*** Begin section ***

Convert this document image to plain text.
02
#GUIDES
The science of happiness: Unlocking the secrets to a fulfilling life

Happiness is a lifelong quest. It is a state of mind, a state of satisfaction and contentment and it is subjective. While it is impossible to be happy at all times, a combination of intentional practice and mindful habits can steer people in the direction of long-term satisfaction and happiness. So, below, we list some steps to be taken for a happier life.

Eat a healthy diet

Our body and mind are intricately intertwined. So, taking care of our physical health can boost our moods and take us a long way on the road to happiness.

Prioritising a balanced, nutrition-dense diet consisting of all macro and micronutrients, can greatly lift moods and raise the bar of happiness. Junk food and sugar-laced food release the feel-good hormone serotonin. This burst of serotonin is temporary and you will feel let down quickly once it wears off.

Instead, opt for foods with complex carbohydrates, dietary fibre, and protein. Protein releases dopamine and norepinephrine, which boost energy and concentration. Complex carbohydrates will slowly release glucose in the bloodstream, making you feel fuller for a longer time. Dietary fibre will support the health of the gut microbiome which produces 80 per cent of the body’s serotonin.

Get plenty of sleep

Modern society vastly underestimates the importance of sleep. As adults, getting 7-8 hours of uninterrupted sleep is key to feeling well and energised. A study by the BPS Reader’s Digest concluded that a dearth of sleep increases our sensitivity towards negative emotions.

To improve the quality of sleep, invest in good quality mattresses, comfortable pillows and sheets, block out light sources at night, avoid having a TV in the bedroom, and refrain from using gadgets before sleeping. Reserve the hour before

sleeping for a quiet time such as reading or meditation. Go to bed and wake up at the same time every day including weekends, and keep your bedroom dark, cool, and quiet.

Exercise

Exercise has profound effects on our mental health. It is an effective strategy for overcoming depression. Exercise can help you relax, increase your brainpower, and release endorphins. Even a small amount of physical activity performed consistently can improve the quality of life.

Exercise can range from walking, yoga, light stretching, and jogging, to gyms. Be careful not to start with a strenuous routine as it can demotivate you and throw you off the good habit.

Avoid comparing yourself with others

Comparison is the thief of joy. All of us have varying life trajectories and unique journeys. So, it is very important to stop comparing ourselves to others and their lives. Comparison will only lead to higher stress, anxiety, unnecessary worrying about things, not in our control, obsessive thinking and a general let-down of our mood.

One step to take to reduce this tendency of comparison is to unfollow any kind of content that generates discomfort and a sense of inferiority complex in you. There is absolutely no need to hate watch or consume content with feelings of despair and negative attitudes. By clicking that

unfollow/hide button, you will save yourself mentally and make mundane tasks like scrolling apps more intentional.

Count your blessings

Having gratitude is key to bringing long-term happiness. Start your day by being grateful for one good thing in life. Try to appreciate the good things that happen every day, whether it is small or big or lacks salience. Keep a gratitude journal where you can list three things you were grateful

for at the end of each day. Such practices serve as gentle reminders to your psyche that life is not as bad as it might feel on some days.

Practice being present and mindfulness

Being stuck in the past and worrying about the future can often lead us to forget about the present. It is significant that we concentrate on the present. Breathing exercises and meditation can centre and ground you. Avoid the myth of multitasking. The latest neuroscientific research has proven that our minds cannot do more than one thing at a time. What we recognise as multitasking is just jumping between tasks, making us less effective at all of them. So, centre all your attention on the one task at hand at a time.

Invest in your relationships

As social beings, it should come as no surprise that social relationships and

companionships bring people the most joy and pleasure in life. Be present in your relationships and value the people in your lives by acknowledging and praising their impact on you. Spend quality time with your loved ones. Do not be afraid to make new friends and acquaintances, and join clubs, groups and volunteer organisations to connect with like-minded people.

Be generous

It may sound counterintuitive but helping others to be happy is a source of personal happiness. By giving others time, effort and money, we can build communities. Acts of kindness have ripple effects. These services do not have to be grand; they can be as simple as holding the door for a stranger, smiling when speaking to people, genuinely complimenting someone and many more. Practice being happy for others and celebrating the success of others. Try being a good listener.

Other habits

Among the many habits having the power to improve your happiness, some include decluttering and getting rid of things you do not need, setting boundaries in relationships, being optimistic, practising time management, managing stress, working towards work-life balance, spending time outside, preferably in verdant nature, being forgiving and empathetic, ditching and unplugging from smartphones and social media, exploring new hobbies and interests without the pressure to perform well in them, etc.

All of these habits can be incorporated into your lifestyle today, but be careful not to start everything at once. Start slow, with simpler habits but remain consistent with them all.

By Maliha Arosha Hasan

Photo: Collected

*** End section ***

Task: Find all the lines containing "their" in the material, then copy them.

Solved exercise:
Comparison is the thief of joy. All of us have varying life trajectories and unique journeys. So, it is very important to stop comparing ourselves to others and their lives. Comparison will only lead to higher stress, anxiety, unnecessary worrying about things, not in our control, obsessive thinking and a general let-down of our mood.
companionships bring people the most joy and pleasure in life. Be present in your relationships and value the people in your lives by acknowledging and praising their impact on you. Spend quality time with your loved ones. Do not be afraid to make new friends and acquaintances, and join clubs, groups and volunteer organisations to connect with like-minded people.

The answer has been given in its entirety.